* [TASK TO CARRY OUT]: Transcribe the stretch of the master's project listing below from "This project is" through "master thesis project.".

* [PASSAGE]:
-----

Contact: Larisa Beilina (contact)

## Determination of parameters in kinetic modelling in positron emission tomography (PET)

The goal of this Master project is development of the optimization method for the solution of a parameter identification problem arising in PET for system of ordinary differential equations which presents the kinetic model for measurement of glucose transport and phosphorylation rate. Reconstruction algorithms should be formulated and numerically tested in Matlab.

Further information

Contact: Larisa Beilina (contact)

## Application of deep learning and/or numerical analysis to Bayesian inference for state-space models

This project is an industry collaboration with Smartr. The projects marries deep learning with Bayesian inference via MCMC, with emphasis on studying state-space models expressed as ODEs and SDEs. The student(s) should start not earlier than 2020. Notice: applications should be sent directly to Adam Andersson, see the address in the further information. However you may contact both Adam Andersson and Umberto Picchini for informal queries.

Further information

Contact: Umberto Picchini (contact)

## Residual neural networks and continuous dynamical systems

Smartr https://smartr.se is an expert bureau within data and AI and we propose the following master thesis project.

-----

* [INFORMATION SHOWN]:
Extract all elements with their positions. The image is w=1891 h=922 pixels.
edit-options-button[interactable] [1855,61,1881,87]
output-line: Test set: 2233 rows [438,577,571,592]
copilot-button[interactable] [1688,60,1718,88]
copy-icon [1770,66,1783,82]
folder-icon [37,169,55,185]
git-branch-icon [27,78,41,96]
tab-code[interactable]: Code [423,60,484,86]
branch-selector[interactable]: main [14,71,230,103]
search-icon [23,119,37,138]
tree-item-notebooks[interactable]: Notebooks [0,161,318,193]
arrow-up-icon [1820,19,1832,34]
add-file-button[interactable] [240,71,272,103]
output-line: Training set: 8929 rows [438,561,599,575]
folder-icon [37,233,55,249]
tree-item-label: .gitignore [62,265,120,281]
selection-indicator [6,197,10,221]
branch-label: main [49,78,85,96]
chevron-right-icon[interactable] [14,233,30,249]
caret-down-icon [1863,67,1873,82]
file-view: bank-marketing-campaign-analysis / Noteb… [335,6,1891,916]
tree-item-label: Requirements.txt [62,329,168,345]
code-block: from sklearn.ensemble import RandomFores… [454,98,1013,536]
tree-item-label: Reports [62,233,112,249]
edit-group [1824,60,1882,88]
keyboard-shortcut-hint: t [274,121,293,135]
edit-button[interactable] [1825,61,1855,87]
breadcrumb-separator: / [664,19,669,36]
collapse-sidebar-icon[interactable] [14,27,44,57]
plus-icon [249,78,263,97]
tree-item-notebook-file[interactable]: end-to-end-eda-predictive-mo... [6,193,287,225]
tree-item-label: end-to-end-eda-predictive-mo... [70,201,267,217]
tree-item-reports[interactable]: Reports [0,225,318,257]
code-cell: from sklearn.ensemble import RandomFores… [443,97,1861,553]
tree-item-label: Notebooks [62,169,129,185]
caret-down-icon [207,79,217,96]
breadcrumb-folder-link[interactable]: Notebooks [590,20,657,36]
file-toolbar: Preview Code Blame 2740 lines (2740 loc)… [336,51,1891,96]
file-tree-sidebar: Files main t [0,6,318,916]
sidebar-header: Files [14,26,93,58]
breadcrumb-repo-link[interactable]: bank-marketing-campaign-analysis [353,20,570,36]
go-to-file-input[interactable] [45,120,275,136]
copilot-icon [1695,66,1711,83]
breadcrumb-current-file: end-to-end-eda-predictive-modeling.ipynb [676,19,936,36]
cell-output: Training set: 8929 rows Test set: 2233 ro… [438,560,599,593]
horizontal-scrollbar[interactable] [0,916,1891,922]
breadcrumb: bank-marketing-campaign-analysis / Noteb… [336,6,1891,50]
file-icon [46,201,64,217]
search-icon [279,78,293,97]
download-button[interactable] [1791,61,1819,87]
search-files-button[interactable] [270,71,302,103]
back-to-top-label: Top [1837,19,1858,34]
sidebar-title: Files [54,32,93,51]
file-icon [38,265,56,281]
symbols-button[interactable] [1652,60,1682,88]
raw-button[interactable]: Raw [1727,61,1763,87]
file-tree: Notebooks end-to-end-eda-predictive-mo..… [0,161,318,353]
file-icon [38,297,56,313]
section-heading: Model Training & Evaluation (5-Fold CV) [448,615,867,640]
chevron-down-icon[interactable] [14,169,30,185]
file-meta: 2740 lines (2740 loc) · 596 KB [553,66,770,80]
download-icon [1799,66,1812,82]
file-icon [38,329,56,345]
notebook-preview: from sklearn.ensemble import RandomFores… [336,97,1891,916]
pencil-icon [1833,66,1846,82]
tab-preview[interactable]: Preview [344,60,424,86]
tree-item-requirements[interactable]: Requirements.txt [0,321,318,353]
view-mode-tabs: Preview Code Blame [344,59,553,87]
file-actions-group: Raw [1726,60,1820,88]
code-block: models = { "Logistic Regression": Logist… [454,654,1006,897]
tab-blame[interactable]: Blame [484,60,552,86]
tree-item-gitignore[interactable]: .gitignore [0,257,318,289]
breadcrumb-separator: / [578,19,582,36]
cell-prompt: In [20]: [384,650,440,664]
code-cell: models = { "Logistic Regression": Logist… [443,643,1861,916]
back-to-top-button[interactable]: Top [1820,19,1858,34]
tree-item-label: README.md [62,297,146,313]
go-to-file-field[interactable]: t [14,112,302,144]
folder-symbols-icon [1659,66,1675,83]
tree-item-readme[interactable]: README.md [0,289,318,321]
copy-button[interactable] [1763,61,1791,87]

-----

* [SOLUTION BELOW]:
This project is an industry collaboration with Smartr. The projects marries deep learning with Bayesian inference via MCMC, with emphasis on studying state-space models expressed as ODEs and SDEs. The student(s) should start not earlier than 2020. Notice: applications should be sent directly to Adam Andersson, see the address in the further information. However you may contact both Adam Andersson and Umberto Picchini for informal queries.

Further information

Contact: Umberto Picchini (contact)

## Residual neural networks and continuous dynamical systems

Smartr https://smartr.se is an expert bureau within data and AI and we propose the following master thesis project.